** Start GIVEN RECORDS **
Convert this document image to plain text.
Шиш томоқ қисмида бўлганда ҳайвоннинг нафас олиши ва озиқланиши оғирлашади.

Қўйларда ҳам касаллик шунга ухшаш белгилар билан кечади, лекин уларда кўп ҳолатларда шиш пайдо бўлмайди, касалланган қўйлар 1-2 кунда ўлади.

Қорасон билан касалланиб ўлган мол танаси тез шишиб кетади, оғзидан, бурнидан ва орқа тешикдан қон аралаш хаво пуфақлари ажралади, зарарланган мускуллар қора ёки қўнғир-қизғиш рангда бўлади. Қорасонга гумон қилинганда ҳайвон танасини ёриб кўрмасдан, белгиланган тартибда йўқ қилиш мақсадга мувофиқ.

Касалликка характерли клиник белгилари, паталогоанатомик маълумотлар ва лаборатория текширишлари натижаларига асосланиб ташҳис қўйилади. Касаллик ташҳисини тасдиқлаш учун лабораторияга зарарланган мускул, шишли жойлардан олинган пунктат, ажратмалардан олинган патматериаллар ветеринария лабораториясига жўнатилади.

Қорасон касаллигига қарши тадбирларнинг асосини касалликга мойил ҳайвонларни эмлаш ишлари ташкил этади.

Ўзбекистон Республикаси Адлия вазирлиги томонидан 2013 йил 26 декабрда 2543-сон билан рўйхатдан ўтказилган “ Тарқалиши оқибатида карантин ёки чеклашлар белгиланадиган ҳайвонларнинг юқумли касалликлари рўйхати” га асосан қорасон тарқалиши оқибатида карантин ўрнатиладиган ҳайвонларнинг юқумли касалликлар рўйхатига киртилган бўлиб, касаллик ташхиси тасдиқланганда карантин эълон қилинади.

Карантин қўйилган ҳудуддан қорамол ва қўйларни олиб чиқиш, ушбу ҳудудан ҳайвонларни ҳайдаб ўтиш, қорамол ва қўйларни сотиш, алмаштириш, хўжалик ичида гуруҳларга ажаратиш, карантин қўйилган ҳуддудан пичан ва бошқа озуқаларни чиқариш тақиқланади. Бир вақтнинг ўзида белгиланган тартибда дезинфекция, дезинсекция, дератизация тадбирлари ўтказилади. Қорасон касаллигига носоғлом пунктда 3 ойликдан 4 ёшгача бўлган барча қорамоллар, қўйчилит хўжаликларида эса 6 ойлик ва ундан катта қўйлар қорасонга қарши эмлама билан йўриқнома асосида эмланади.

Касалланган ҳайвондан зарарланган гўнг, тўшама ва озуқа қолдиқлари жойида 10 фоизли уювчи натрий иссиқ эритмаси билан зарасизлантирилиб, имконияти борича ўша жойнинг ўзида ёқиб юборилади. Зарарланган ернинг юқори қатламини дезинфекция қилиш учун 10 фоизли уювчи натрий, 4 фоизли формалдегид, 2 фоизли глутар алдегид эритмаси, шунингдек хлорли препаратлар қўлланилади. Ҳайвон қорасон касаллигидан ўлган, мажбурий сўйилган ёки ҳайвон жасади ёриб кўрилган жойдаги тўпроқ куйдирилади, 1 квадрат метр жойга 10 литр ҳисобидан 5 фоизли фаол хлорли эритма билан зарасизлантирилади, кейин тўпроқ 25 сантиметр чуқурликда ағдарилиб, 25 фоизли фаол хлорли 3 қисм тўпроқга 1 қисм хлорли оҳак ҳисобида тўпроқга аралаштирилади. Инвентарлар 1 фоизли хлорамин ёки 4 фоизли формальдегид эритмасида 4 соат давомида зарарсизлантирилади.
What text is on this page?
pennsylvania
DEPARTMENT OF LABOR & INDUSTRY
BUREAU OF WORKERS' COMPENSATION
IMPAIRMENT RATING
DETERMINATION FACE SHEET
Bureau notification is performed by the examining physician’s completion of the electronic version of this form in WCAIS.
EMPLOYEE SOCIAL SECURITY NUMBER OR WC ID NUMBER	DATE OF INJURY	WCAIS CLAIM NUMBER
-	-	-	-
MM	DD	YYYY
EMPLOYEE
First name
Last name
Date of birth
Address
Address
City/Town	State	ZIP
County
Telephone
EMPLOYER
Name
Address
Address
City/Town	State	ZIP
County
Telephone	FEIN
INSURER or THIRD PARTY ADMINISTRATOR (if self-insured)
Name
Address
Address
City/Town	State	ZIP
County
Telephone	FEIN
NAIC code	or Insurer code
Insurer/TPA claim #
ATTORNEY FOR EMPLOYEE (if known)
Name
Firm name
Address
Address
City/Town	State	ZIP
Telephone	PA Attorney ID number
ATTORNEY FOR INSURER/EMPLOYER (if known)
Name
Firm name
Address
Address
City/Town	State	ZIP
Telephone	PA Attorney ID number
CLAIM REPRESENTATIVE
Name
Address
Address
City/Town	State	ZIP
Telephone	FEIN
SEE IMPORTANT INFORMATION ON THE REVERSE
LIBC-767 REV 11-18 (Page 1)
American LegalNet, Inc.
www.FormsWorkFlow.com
** End GIVEN RECORDS **
▶ [OBJECTIVE] Give the number of lines in the material above that have the word "қўйлар" in them, and nothing more.

▶ [WRITTEN SOLUTION] 2